▸ **WHAT THIS TASK INVOLVES**:
Omit any picture, and return the remaining data exactly as written.

(Stored data)
______
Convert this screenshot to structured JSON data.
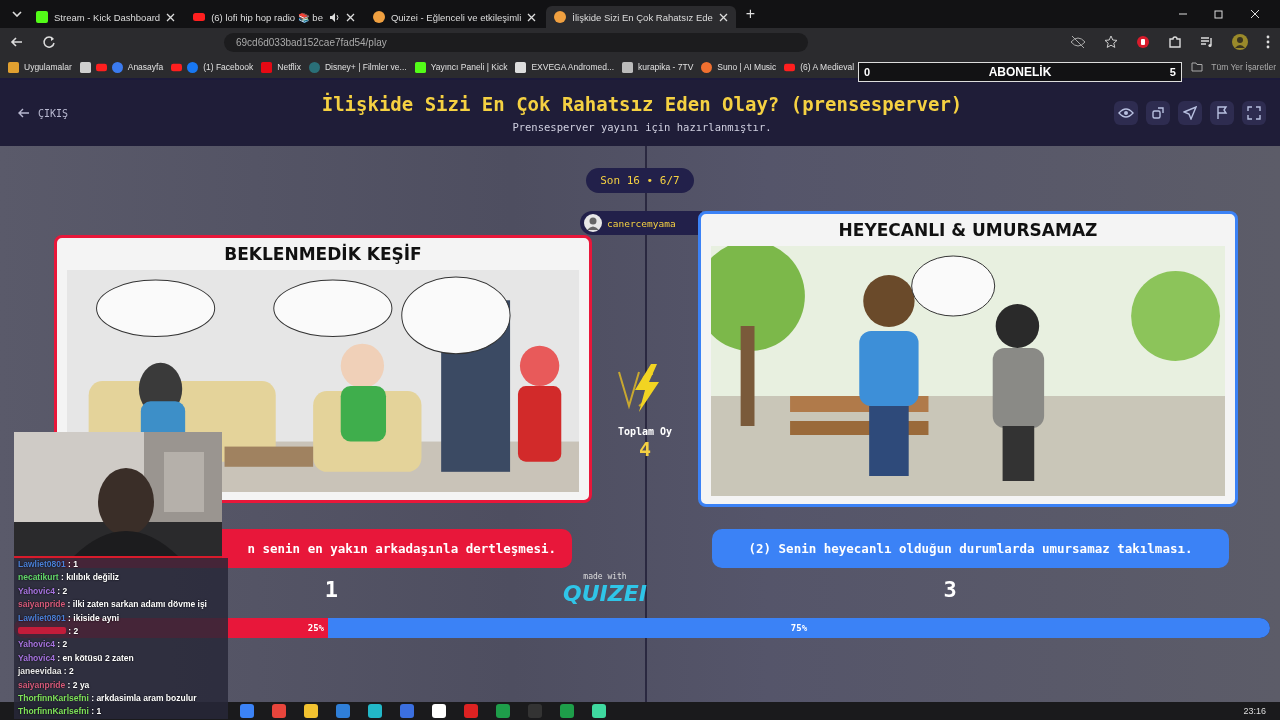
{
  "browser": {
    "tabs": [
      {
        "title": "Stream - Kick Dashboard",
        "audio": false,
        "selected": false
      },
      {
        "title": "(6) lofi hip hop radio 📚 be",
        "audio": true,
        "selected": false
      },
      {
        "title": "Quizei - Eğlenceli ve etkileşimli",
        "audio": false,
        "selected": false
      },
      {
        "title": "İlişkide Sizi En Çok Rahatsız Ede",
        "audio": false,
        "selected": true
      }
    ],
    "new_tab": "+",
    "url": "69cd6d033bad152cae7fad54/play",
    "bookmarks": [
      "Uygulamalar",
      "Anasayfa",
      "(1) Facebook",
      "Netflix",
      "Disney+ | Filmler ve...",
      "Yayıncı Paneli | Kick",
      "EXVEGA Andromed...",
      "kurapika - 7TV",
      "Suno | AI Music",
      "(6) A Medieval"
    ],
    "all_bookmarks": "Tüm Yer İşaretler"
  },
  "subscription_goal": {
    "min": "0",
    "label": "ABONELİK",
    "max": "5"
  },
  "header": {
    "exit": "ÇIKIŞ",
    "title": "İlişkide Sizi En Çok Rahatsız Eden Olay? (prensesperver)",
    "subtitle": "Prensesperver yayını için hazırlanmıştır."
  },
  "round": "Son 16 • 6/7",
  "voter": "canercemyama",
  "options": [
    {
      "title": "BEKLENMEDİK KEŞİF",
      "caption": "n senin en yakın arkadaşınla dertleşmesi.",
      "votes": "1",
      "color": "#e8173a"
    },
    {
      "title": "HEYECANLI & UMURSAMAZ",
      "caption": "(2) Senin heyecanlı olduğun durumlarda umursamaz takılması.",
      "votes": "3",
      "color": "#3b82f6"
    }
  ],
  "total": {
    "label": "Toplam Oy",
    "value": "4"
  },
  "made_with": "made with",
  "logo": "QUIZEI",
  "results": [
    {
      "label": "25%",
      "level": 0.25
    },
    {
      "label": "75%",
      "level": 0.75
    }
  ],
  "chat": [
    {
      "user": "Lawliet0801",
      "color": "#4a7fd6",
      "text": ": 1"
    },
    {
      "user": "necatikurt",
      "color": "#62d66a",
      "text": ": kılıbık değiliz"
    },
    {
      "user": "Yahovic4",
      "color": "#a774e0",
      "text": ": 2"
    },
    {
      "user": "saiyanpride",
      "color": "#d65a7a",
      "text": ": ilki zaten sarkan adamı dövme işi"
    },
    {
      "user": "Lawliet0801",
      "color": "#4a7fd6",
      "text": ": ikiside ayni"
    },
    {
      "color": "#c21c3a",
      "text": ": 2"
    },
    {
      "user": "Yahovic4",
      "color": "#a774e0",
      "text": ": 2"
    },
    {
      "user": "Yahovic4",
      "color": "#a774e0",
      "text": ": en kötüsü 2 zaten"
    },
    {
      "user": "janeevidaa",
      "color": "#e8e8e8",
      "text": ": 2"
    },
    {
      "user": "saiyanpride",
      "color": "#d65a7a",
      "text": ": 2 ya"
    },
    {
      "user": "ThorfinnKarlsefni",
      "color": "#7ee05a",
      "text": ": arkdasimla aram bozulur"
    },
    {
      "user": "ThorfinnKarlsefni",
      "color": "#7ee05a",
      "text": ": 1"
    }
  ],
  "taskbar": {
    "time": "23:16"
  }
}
______
▸ **SOLVED PROBLEM**:
Convert this screenshot to structured JSON data.
{
  "browser": {
    "tabs": [
      {
        "title": "Stream - Kick Dashboard",
        "audio": false,
        "selected": false
      },
      {
        "title": "(6) lofi hip hop radio 📚 be",
        "audio": true,
        "selected": false
      },
      {
        "title": "Quizei - Eğlenceli ve etkileşimli",
        "audio": false,
        "selected": false
      },
      {
        "title": "İlişkide Sizi En Çok Rahatsız Ede",
        "audio": false,
        "selected": true
      }
    ],
    "new_tab": "+",
    "url": "69cd6d033bad152cae7fad54/play",
    "bookmarks": [
      "Uygulamalar",
      "Anasayfa",
      "(1) Facebook",
      "Netflix",
      "Disney+ | Filmler ve...",
      "Yayıncı Paneli | Kick",
      "EXVEGA Andromed...",
      "kurapika - 7TV",
      "Suno | AI Music",
      "(6) A Medieval"
    ],
    "all_bookmarks": "Tüm Yer İşaretler"
  },
  "subscription_goal": {
    "min": "0",
    "label": "ABONELİK",
    "max": "5"
  },
  "header": {
    "exit": "ÇIKIŞ",
    "title": "İlişkide Sizi En Çok Rahatsız Eden Olay? (prensesperver)",
    "subtitle": "Prensesperver yayını için hazırlanmıştır."
  },
  "round": "Son 16 • 6/7",
  "voter": "canercemyama",
  "options": [
    {
      "title": "BEKLENMEDİK KEŞİF",
      "caption": "n senin en yakın arkadaşınla dertleşmesi.",
      "votes": "1",
      "color": "#e8173a"
    },
    {
      "title": "HEYECANLI & UMURSAMAZ",
      "caption": "(2) Senin heyecanlı olduğun durumlarda umursamaz takılması.",
      "votes": "3",
      "color": "#3b82f6"
    }
  ],
  "total": {
    "label": "Toplam Oy",
    "value": "4"
  },
  "made_with": "made with",
  "logo": "QUIZEI",
  "results": [
    {
      "label": "25%",
      "level": 0.25
    },
    {
      "label": "75%",
      "level": 0.75
    }
  ],
  "chat": [
    {
      "user": "Lawliet0801",
      "color": "#4a7fd6",
      "text": ": 1"
    },
    {
      "user": "necatikurt",
      "color": "#62d66a",
      "text": ": kılıbık değiliz"
    },
    {
      "user": "Yahovic4",
      "color": "#a774e0",
      "text": ": 2"
    },
    {
      "user": "saiyanpride",
      "color": "#d65a7a",
      "text": ": ilki zaten sarkan adamı dövme işi"
    },
    {
      "user": "Lawliet0801",
      "color": "#4a7fd6",
      "text": ": ikiside ayni"
    },
    {
      "color": "#c21c3a",
      "text": ": 2"
    },
    {
      "user": "Yahovic4",
      "color": "#a774e0",
      "text": ": 2"
    },
    {
      "user": "Yahovic4",
      "color": "#a774e0",
      "text": ": en kötüsü 2 zaten"
    },
    {
      "user": "janeevidaa",
      "color": "#e8e8e8",
      "text": ": 2"
    },
    {
      "user": "saiyanpride",
      "color": "#d65a7a",
      "text": ": 2 ya"
    },
    {
      "user": "ThorfinnKarlsefni",
      "color": "#7ee05a",
      "text": ": arkdasimla aram bozulur"
    },
    {
      "user": "ThorfinnKarlsefni",
      "color": "#7ee05a",
      "text": ": 1"
    }
  ],
  "taskbar": {
    "time": "23:16"
  }
}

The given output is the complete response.